Collected data:
↓

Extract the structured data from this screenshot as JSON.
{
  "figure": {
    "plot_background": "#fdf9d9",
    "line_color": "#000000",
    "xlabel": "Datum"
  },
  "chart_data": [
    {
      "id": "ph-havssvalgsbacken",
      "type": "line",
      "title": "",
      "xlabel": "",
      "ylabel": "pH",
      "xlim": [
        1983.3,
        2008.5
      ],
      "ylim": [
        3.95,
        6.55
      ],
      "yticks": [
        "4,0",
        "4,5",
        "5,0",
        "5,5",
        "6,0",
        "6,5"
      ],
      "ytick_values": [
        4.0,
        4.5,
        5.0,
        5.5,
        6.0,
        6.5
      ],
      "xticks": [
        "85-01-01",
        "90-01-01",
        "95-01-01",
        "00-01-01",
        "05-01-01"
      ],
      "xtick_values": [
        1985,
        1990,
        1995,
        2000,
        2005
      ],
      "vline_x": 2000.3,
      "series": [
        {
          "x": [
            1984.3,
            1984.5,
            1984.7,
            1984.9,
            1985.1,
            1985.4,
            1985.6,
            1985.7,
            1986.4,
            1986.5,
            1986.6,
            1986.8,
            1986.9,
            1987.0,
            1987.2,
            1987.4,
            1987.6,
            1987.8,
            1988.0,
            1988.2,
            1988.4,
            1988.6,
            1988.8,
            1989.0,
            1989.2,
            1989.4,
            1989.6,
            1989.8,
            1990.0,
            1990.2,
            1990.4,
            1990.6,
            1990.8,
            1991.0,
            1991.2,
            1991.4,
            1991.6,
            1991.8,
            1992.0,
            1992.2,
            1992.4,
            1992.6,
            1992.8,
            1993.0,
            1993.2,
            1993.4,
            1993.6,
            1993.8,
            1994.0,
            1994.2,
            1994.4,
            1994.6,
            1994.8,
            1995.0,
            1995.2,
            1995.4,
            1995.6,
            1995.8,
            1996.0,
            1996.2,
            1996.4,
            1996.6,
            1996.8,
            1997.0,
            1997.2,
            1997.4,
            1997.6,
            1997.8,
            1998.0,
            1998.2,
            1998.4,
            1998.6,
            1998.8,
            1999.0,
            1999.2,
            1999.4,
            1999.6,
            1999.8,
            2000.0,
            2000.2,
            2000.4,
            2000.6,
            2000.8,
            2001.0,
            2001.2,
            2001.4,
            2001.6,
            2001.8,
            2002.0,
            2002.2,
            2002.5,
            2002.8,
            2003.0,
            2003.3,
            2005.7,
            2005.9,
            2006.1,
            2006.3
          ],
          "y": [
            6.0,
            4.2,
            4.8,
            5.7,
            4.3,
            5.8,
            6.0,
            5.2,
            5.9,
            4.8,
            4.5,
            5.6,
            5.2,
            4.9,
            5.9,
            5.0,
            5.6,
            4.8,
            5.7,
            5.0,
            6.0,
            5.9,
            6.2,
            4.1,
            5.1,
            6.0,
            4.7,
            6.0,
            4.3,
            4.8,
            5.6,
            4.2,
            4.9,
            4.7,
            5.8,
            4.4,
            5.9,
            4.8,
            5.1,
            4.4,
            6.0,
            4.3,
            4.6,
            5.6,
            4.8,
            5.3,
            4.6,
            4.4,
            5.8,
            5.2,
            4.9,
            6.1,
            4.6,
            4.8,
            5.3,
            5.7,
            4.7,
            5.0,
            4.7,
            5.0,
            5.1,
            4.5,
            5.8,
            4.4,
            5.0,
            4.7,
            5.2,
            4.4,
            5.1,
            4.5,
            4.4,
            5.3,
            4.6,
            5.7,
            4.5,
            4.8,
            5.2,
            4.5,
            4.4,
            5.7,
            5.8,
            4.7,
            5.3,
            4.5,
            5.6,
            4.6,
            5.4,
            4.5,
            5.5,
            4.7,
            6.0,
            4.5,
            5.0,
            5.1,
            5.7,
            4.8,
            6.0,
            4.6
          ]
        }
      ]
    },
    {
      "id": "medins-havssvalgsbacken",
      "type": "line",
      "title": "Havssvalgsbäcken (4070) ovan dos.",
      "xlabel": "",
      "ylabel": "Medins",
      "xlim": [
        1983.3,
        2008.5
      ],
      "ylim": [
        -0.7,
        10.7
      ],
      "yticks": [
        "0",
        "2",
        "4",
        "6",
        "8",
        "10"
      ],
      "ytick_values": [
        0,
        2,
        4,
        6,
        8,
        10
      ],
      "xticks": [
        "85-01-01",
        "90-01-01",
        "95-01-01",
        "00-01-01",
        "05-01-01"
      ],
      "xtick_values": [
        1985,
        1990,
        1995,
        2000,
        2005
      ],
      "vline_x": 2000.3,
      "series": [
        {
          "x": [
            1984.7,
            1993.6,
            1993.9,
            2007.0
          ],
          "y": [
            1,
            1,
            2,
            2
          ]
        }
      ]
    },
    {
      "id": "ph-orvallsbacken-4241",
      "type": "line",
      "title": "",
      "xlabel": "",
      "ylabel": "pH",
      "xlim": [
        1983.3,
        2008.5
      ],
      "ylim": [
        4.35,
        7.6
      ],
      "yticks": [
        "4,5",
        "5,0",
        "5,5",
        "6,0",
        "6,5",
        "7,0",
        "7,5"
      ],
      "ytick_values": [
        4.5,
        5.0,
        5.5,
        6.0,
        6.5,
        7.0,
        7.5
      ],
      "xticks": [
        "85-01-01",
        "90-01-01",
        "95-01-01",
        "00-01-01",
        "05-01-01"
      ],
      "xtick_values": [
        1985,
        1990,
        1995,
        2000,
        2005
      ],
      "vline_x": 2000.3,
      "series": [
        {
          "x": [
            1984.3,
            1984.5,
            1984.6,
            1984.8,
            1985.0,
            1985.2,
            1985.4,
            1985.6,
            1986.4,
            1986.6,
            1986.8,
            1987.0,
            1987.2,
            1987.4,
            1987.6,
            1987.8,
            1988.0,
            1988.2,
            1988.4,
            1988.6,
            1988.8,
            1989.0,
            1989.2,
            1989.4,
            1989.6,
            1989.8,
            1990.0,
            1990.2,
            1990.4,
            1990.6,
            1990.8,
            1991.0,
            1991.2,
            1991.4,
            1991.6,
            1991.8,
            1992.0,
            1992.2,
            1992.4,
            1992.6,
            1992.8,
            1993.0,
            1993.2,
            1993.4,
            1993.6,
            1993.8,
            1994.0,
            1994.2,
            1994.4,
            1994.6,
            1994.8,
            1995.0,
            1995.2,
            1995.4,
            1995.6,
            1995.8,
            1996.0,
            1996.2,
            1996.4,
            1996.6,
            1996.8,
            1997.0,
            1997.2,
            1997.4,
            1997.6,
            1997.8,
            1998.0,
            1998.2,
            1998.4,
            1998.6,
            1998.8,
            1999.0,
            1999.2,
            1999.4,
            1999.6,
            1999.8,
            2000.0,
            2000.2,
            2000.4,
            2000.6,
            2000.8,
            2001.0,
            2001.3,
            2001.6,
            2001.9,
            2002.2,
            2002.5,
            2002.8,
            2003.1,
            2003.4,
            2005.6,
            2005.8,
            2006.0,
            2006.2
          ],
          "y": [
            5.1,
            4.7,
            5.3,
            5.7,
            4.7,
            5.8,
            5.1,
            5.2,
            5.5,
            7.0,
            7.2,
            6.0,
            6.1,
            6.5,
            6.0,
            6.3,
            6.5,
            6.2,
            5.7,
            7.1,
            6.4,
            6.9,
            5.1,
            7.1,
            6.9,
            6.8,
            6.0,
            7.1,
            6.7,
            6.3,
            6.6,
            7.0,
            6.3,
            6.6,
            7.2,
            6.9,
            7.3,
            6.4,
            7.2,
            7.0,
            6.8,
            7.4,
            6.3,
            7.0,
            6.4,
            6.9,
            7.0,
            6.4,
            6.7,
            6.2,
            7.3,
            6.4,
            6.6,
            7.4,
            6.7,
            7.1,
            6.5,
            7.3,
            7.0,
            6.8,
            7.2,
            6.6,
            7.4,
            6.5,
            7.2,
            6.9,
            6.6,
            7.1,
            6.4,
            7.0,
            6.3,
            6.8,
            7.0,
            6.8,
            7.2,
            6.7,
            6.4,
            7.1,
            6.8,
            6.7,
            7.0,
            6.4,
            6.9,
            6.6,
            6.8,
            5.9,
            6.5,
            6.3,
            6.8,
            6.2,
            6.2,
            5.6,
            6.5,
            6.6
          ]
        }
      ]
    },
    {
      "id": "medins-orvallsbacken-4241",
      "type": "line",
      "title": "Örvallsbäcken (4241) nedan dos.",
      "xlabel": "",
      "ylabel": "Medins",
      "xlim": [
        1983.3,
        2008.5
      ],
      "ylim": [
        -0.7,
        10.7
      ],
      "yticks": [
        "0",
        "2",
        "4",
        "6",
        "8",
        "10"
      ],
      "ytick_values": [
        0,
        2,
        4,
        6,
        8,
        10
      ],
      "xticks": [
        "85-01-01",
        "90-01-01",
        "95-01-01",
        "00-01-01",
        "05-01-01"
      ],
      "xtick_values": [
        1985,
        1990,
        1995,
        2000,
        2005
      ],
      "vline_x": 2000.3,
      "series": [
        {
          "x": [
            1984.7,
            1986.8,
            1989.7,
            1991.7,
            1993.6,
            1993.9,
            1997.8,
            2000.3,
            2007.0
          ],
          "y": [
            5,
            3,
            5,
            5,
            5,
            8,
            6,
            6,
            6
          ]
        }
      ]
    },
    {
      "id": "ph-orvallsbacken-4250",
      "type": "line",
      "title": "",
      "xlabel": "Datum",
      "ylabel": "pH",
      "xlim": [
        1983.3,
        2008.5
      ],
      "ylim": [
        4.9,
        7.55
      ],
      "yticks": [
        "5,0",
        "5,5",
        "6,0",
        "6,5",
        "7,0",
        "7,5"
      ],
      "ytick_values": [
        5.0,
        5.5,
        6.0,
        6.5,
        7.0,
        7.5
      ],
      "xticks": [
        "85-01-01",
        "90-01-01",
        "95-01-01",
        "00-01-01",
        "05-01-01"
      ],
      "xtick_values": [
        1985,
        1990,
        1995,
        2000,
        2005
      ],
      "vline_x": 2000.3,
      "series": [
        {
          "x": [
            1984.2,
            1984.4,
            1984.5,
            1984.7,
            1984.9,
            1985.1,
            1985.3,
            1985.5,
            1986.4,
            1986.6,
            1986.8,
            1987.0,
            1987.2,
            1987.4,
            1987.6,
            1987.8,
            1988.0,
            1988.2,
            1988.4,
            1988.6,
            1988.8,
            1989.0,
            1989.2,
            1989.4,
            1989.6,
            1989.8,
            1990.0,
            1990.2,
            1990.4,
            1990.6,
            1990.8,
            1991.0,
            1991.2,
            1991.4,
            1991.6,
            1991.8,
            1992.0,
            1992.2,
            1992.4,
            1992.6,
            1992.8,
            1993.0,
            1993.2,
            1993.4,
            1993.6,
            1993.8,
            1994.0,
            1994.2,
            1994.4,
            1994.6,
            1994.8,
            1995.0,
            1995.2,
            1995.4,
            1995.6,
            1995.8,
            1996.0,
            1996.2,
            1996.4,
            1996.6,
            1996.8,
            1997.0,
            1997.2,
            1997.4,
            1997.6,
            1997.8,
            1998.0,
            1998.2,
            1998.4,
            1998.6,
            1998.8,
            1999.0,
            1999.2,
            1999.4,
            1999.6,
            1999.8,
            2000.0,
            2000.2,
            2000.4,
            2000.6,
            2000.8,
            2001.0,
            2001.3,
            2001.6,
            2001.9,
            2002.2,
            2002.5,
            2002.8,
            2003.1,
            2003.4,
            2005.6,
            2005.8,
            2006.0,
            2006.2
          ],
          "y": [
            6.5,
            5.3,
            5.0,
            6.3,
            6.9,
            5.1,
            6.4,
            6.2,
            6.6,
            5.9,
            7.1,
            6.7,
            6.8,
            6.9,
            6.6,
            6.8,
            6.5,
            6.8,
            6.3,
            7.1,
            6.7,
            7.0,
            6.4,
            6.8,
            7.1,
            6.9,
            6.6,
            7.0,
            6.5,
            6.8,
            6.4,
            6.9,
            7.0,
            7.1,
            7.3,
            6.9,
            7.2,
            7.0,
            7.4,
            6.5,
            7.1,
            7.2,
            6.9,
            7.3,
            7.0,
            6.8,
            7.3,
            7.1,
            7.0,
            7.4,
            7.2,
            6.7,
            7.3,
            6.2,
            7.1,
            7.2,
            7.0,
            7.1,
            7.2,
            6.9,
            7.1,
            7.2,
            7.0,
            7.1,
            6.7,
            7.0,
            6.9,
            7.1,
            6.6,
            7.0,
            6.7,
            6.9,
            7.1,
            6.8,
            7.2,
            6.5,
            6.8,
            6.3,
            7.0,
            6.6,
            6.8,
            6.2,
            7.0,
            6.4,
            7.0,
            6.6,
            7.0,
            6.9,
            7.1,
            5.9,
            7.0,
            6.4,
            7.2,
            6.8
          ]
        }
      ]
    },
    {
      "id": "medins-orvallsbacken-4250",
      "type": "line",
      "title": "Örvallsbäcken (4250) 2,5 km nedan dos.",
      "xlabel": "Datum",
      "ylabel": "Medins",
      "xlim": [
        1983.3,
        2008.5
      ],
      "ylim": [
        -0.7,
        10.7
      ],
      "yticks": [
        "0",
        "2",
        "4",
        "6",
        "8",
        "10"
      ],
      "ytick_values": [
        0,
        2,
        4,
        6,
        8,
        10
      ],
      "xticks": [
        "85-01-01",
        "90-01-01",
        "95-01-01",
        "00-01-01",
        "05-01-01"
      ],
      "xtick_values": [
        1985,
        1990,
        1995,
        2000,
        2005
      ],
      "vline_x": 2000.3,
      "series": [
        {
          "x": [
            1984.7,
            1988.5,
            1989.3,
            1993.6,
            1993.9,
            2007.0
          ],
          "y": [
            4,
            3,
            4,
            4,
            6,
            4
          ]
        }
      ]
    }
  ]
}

↑

Directions:
The lines to collect are those holding the string "orvallsbacken"; copy them all.

Solution to this exercise:
      "id": "ph-orvallsbacken-4241",
      "id": "medins-orvallsbacken-4241",
      "id": "ph-orvallsbacken-4250",
      "id": "medins-orvallsbacken-4250",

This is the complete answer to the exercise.